Come se non bastasse, nessuno di noi è un’isola. Supponiamo per comodità di analisi di avere almeno superato il primo scoglio; altre opportunità di intrattenimento competono con la lettura, promettendo una soddisfazione più immediata: serie televisive, film, videogiochi, e chi più ne ha… Ma consideriamo pure che ci sia un lettore, all’altro capo del canale, disposto a ricevere il nostro segnale. Viviamo comunque tutti costantemente immersi in un oceano di interferenze: il mondo intorno a noi è pieno di stimoli e disturbi, e in maniera analoga il nostro cervello non dorme mai, ma elabora in continuazione processi cognitivi potenzialmente in conflitto con l’attività della lettura, che per effetto dei tempi si è fatta sempre più frammentata. In autobus o sul treno, a casa o nel parco, ogni libro deve vedersela con decine o centinaia – nel caso migliore – di fonti di rumore che fanno di tutto per distrarre il lettore: le voci della folla, la spesa da fare, le bollette da pagare, una e-mail da leggere, un appuntamento da ricordare, una mansione da portare a termine. Come fare per vincere questa concorrenza? Sempre la teoria dell’informazione ci fornisce la nozione di codifica di canale: è il modo in cui si protegge il messaggio dal rumore, minimizzando l’equivocazione, ovvero il rischio di perdita dell’informazione. Intuitivamente, riduciamo la densità dell’informazione, introducendo ridondanza a scopo di controllo.
Possibili soluzioni di base concesse a chi scrive:
creare personaggi interessanti, con cui sia facile empatizzare (sia in termini positivi che negativi);
costruire scenari appassionanti, capaci di innescare nel lettore il senso avventuroso dell’esplorazione e della scoperta;
congegnare un intreccio coinvolgente, con cui irretire l’attenzione di chi legge (non solo attraverso la trama, ma anche attraverso il montaggio temporale dell’azione).

__Consegna 1__
Modifica le righe dell'elenco dalla riga con "417, 555, 426]" alla riga con "- FancyBboxPatch shape: [60, 409, 591, 449]", sostituendo ogni occorrenza di "detached house" con "casa indipendente" e lasciando il resto invariato. Riporta soltanto queste righe.
Il brano e l'elenco sono materiali distinti, senza legami tra loro.

__Dati forniti__

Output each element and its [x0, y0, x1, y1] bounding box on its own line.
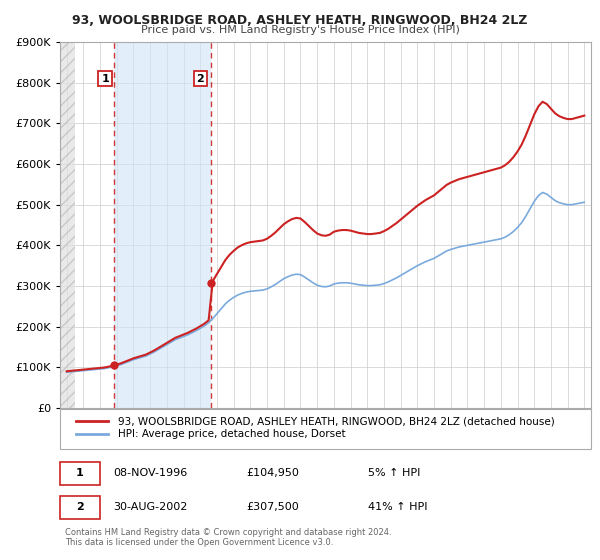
- Text: 93, WOOLSBRIDGE ROAD, ASHLEY HEATH, RINGWOOD, BH24 2LZ (detached house): 93, WOOLSBRIDGE ROAD, ASHLEY HEATH, RING…: [118, 417, 555, 426]
- Text: 1: 1: [101, 73, 109, 83]
- FancyBboxPatch shape: [60, 496, 100, 519]
- Text: HPI: Average price, detached house, Dorset: HPI: Average price, detached house, Dors…: [118, 429, 346, 439]
- Text: 93, WOOLSBRIDGE ROAD, ASHLEY HEATH, RINGWOOD, BH24 2LZ: 93, WOOLSBRIDGE ROAD, ASHLEY HEATH, RING…: [72, 14, 528, 27]
- Text: £104,950: £104,950: [246, 469, 299, 478]
- FancyBboxPatch shape: [60, 409, 591, 449]
- Text: 2: 2: [196, 73, 204, 83]
- Text: 2: 2: [76, 502, 84, 512]
- FancyBboxPatch shape: [60, 462, 100, 485]
- Text: 5% ↑ HPI: 5% ↑ HPI: [368, 469, 421, 478]
- Text: Contains HM Land Registry data © Crown copyright and database right 2024.
This d: Contains HM Land Registry data © Crown c…: [65, 528, 392, 547]
- Text: 41% ↑ HPI: 41% ↑ HPI: [368, 502, 427, 512]
- Text: 1: 1: [76, 469, 84, 478]
- Text: 30-AUG-2002: 30-AUG-2002: [113, 502, 187, 512]
- Text: Price paid vs. HM Land Registry's House Price Index (HPI): Price paid vs. HM Land Registry's House …: [140, 25, 460, 35]
- Bar: [114, 42, 211, 408]
- Text: £307,500: £307,500: [246, 502, 299, 512]
- Text: 08-NOV-1996: 08-NOV-1996: [113, 469, 187, 478]
- Bar: [60, 42, 75, 408]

__Consegna 2__
Rispondi in base al brano:
(a) Quali forme di intrattenimento vengono citate come concorrenti della lettura?
(b) Come viene definita la codifica di canale?
(c) Oltre che attraverso la trama, attraverso che cosa l'intreccio può irretire l'attenzione di chi legge?

__Soluzione esercizio 1__
- Text: 93, WOOLSBRIDGE ROAD, ASHLEY HEATH, RINGWOOD, BH24 2LZ (casa indipendente): 93, WOOLSBRIDGE ROAD, ASHLEY HEATH, RING…: [118, 417, 555, 426]
- Text: 1: 1: [101, 73, 109, 83]
- FancyBboxPatch shape: [60, 496, 100, 519]
- Text: HPI: Average price, casa indipendente, Dorset: HPI: Average price, casa indipendente, Dors…: [118, 429, 346, 439]
- Text: 93, WOOLSBRIDGE ROAD, ASHLEY HEATH, RINGWOOD, BH24 2LZ: 93, WOOLSBRIDGE ROAD, ASHLEY HEATH, RING…: [72, 14, 528, 27]
- Text: £104,950: £104,950: [246, 469, 299, 478]
- FancyBboxPatch shape: [60, 409, 591, 449]

__Soluzione esercizio 2__
(a) Serie televisive, film e videogiochi.
(b) È il modo in cui si protegge il messaggio dal rumore, minimizzando l'equivocazione, ovvero il rischio di perdita dell'informazione.
(c) Attraverso il montaggio temporale dell'azione.